[begin Records provided]
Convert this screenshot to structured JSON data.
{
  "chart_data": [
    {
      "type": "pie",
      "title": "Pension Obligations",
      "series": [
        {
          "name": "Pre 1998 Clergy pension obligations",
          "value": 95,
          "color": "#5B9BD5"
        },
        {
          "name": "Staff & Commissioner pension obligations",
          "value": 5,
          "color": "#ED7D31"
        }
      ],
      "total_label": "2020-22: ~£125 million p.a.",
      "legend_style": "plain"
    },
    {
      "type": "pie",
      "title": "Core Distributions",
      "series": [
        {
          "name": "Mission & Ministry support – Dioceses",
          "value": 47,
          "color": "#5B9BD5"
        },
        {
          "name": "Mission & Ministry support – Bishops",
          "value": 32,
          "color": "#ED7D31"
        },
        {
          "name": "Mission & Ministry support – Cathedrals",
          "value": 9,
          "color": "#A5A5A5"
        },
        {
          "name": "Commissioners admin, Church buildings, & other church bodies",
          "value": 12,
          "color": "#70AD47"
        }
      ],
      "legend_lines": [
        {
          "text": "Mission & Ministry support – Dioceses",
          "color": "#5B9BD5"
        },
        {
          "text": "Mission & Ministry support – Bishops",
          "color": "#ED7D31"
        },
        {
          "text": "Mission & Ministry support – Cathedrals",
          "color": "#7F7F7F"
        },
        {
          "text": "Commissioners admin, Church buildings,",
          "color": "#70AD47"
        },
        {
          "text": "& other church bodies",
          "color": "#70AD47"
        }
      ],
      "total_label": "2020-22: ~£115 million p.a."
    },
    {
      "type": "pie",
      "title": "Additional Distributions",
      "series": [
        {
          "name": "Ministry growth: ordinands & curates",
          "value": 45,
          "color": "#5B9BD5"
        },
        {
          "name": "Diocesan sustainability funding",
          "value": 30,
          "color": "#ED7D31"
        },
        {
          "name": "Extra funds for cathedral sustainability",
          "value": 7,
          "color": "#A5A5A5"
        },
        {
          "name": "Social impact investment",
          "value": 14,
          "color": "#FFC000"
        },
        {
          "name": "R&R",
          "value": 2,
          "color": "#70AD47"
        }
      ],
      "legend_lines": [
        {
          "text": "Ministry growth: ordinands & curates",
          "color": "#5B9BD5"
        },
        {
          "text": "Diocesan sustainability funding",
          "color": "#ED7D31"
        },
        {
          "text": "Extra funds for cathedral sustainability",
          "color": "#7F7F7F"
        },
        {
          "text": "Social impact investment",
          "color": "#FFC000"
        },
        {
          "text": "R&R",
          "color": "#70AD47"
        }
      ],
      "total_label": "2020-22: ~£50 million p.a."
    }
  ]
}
[end Records provided]
Using the listing, copy every line where the word "Extra" shows up.

◆ **Finished answer**
          "name": "Extra funds for cathedral sustainability",
          "text": "Extra funds for cathedral sustainability",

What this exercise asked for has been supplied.